▶ _PROVIDED RECORDS_:
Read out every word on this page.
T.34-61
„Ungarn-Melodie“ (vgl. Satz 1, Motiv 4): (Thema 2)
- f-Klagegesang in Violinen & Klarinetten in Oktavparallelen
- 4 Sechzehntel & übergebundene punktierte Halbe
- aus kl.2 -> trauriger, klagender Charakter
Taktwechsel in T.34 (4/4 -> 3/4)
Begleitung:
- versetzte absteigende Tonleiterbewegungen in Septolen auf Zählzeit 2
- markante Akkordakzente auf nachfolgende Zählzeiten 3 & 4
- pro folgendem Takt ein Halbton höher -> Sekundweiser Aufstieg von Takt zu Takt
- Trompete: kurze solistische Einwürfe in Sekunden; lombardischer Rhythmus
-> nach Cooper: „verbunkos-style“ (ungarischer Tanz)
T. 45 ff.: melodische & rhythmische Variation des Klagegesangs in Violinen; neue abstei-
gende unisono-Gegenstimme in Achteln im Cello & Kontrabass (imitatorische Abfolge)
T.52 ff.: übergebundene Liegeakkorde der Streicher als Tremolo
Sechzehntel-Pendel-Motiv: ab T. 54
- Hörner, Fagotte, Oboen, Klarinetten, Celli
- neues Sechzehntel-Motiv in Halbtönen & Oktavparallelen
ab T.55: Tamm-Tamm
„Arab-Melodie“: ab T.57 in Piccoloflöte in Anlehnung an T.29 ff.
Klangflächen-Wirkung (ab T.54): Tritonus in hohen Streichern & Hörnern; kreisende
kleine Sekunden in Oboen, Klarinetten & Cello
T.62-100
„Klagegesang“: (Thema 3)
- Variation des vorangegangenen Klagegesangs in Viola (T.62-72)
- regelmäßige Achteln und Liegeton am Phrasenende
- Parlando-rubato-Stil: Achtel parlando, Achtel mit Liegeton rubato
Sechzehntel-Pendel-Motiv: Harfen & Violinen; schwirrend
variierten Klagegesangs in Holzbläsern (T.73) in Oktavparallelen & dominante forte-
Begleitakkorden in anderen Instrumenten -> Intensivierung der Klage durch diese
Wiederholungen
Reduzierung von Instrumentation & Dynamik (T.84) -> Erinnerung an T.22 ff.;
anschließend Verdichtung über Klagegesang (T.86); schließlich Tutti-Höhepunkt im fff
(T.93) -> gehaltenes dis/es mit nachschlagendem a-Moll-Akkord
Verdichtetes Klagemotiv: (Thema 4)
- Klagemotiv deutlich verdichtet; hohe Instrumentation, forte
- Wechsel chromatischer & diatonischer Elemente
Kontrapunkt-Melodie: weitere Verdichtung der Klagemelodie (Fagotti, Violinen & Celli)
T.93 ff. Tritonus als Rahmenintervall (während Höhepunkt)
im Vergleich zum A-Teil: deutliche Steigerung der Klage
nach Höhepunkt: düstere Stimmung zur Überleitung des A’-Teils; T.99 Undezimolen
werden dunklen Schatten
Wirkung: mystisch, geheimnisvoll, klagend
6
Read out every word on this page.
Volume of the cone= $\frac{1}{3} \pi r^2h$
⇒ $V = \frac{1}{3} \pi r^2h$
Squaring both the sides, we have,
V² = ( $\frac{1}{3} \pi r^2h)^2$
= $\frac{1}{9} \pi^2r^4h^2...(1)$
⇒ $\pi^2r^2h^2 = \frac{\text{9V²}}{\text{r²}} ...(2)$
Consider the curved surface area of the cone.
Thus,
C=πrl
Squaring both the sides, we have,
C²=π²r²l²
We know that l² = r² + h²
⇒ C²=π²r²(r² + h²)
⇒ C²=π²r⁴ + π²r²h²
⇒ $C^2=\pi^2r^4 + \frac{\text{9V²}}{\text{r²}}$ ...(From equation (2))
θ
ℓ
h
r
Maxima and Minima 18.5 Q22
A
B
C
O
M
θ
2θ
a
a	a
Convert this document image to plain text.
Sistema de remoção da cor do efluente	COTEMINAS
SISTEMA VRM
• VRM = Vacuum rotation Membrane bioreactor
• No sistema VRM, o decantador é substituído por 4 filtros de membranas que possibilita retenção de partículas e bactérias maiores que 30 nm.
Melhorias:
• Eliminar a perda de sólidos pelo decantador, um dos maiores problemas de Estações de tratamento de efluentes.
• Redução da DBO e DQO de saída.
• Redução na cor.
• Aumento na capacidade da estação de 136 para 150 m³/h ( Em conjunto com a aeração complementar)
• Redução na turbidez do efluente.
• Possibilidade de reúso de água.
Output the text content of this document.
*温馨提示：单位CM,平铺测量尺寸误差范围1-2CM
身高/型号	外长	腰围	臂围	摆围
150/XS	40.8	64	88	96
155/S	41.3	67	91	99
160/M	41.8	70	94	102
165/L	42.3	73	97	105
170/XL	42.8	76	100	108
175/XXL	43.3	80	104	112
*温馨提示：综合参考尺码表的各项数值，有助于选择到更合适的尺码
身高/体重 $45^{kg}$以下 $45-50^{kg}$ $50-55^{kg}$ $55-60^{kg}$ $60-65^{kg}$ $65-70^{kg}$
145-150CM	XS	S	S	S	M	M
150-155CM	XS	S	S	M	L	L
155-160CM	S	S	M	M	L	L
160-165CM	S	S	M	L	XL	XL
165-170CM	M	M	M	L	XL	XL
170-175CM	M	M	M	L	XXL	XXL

▶ _TASK GOAL_:
How many of these lines contain "Variation"? Write only the number.

▶ _SOLUTION TO THIS EXERCISE_:
2